→ PROVIDED PASSAGE
— BEGIN —

A year ago, The Economist made a big push into social media. The editorial social media team, led by Community Editor Denise Law, works across different platforms to grow readership, and, as Law jokingly points out, make people realise that The Economist is not just catering to men “smoking a cigar and driving an Aston Martin.” In an interview with WAN-IFRA, she explained what her team has been working on during the past year, and shared some tips on building a successful social media strategy.

by WAN-IFRA Staff executivenews@wan-ifra.org | October 5, 2016

Photo Credit: mkhmarketing via Flickr

Though it’s only been a year, The Economist’s social media team already has successful results to show. In her blog post The eight lessons we learned published on Medium, Law writes that social media following expanded by 55% year-on-year, unique visitors from social channels went up 40% during the same time period, and digital subscriptions increased by 31% year-on-year in the second half of 2015. Here, she describes to WAN-IFRA how her team achieved this and what she’s learned as Community Editor for The Economist.

At The International Newsroom Summit, taking place from the 21st to the 23rd of November in London, Denise Law will share how The Economist’s social media team manages cultural change within a legacy newsroom, balances innovation with a commitment to quality, and collaborates with different departments to get stuff done.

WAN-IFRA: What were some of the changes when The Economist decided to invest more in social media?

Denise Law: The editorial social media team was expanded from two to 10 people in one go. Alongside that was a pretty big change, which was that editorial would take over the organic promotion of our social content from marketing.

So, marketing would be responsible for converting readers into subscribers, we’d be responsible for expanding our net as wide as possible among these so-called globally curious types and to warm them up to bring them into the funnel. That’s the distinction between our jobs.

I’d say we play a really important role in helping the marketing team convert readers into subscribers because we’re responsible for brand awareness and introducing people to The Economist, but our goal isn’t to directly drive subscriptions.

We don’t have a budget to target people with subscription offers. We’re very much focused on expanding the top end of the funnel, so once we brought them in it’s marketing’s job to convert them into subscribers.

What has that first year since the expansion looked like?

Ever since the editorial social media team took over, a lot of what we’ve been doing for the past 12 months is figuring out what works and doesn’t work across the different platforms.

We weren’t necessarily new to the game. We’ve been on social media for many years, it was more the shift that editorial would be taking care of the promotion of editorially produced content.

For the first six months, it was really about catching up with rivals, pumping up volume, getting stuff out there, reminding people that we’re around and that was quite successful. I would characterise it as experimenting.

But then we started realising that we were wasting a lot of time churning tweets and people weren’t actually coming to our site especially through our sub-accounts.

The next six months were about using data to help us better understand where we were over- or underperforming relative to the time spent across each of the platforms.

We were using data to help us make better decisions, smarter decisions about how to allocate our time on social media. We asked our data scientist to audit our social media channels.

What did you find out using that data?

— END —

→ DATA LINES
— BEGIN —

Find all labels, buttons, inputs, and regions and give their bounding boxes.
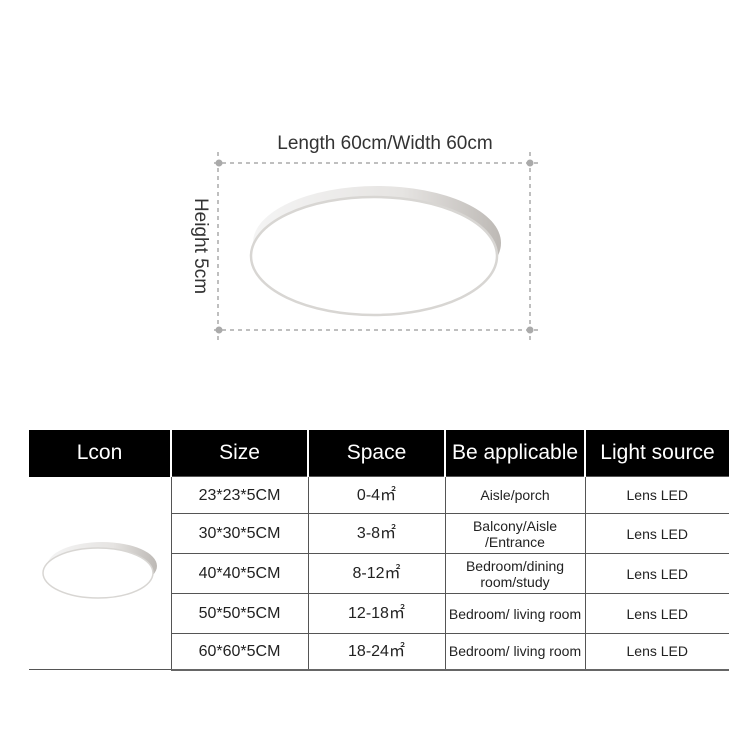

— END —

Copy the Economist interview from "So, marketing would" to "between our jobs.", renaming every "funnel" as "pipeline". Work only from the interview above.

→ OUTPUT FOR THIS TASK
So, marketing would be responsible for converting readers into subscribers, we’d be responsible for expanding our net as wide as possible among these so-called globally curious types and to warm them up to bring them into the pipeline. That’s the distinction between our jobs.